- Dataset extract
_ _ _ _ _

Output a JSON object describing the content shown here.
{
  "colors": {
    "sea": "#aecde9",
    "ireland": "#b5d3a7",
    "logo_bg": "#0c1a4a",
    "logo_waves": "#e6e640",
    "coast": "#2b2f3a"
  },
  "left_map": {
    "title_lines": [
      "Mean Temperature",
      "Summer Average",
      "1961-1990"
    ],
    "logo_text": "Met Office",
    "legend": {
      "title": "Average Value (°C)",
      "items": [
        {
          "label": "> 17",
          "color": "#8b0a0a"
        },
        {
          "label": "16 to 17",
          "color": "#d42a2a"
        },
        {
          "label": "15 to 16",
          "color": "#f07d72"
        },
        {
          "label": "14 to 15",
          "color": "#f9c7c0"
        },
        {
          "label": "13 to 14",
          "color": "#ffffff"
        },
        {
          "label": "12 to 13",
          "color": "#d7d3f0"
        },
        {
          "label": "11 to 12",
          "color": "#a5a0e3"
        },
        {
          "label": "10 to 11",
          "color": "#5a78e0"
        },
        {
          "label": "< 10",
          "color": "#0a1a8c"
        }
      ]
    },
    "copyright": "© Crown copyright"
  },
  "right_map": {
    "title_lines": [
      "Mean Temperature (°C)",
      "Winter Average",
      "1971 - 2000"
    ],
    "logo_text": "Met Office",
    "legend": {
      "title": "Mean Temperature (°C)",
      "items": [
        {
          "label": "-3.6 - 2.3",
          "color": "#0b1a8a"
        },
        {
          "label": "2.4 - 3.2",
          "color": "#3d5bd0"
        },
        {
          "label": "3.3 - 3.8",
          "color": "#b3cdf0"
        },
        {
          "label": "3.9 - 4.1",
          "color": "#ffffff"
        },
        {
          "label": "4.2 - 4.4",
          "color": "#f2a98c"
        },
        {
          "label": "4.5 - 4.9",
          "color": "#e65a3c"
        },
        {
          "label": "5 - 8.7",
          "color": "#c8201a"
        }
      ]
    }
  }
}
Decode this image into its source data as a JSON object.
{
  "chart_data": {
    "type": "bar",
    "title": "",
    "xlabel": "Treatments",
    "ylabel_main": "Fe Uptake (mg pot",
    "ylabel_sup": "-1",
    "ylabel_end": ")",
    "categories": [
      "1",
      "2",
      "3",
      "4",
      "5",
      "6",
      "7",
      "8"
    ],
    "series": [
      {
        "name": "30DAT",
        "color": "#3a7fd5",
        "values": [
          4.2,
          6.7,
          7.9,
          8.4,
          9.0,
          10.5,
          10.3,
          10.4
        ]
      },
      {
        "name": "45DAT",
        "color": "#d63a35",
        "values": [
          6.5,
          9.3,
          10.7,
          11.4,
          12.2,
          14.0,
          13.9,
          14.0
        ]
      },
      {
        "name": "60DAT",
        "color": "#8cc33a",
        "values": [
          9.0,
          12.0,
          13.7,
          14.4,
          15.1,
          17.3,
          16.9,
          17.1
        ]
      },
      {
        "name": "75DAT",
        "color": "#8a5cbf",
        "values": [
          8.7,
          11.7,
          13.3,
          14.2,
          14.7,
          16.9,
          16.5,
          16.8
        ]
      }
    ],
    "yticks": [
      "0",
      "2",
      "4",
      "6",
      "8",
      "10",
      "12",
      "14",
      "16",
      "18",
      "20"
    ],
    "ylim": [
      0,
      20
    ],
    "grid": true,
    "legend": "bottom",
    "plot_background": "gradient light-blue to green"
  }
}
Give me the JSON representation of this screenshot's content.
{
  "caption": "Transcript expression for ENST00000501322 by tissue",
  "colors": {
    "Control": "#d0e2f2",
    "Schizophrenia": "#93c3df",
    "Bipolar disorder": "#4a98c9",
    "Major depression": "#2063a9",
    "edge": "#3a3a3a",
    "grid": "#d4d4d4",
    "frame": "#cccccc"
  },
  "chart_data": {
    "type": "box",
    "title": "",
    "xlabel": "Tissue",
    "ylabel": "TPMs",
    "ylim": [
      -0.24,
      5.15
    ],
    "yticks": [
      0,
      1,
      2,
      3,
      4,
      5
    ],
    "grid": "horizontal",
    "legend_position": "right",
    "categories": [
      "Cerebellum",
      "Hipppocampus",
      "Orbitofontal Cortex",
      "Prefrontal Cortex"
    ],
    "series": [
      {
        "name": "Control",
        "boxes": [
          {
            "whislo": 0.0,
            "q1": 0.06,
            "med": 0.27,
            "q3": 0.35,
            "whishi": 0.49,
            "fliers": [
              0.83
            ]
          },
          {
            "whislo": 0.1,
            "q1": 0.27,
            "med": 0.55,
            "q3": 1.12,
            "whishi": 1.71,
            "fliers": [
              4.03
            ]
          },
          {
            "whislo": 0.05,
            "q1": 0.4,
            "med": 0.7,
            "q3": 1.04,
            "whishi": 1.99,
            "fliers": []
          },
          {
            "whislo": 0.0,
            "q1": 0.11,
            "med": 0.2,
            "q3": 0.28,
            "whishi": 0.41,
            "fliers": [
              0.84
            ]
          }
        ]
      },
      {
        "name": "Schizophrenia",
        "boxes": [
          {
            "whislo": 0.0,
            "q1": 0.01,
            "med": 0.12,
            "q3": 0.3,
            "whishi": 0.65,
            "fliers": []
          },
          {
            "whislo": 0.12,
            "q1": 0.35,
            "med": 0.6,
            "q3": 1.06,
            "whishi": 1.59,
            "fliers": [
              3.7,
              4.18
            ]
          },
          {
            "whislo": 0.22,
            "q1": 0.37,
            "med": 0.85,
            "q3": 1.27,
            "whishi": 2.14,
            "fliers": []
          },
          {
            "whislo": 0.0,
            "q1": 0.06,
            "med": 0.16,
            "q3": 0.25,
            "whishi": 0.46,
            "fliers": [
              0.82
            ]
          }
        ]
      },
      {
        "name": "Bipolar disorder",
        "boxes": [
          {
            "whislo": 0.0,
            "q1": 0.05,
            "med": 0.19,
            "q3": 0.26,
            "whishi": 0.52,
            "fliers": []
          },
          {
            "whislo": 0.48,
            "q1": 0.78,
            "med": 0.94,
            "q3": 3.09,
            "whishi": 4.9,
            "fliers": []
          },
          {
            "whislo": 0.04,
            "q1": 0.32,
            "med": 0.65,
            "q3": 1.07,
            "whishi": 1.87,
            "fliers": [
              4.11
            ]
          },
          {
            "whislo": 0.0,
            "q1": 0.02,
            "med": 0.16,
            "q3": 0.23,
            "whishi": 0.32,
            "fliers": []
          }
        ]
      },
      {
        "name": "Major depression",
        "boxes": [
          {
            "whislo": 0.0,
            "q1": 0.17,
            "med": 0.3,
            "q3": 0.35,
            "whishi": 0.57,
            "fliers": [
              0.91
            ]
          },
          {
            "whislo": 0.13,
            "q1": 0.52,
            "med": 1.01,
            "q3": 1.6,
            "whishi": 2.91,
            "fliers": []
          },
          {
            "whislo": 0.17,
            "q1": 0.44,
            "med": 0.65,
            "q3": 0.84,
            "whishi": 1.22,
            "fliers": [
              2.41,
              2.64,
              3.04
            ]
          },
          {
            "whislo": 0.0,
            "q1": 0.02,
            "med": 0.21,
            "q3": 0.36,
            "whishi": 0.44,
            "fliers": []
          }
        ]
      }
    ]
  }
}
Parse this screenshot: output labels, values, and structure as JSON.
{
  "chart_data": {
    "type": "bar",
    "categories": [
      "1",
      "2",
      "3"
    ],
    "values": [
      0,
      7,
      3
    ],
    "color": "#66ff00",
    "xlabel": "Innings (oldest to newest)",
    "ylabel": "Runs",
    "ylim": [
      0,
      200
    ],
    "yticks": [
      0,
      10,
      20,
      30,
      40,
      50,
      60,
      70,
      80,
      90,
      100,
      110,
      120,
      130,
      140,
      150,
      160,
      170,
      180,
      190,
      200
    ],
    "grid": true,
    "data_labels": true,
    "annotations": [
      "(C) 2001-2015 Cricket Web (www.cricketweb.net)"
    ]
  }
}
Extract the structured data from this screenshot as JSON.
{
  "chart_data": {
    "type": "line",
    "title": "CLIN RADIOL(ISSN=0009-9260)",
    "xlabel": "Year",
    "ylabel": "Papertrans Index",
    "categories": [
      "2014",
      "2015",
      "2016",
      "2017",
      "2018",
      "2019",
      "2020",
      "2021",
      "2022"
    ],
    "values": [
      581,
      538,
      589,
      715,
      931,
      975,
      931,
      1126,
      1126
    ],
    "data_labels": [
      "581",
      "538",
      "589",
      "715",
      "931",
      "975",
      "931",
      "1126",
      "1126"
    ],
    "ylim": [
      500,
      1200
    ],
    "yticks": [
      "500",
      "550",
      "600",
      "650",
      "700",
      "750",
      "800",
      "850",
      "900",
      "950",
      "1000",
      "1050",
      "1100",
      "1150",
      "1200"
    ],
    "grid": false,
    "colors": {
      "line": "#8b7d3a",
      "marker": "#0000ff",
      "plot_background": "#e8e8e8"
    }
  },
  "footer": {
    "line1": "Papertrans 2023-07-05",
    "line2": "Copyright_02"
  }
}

_ _ _ _ _

- Stated exercise
Determine how many lines of the records above contain the word "object", and report only that number.

- The answer
2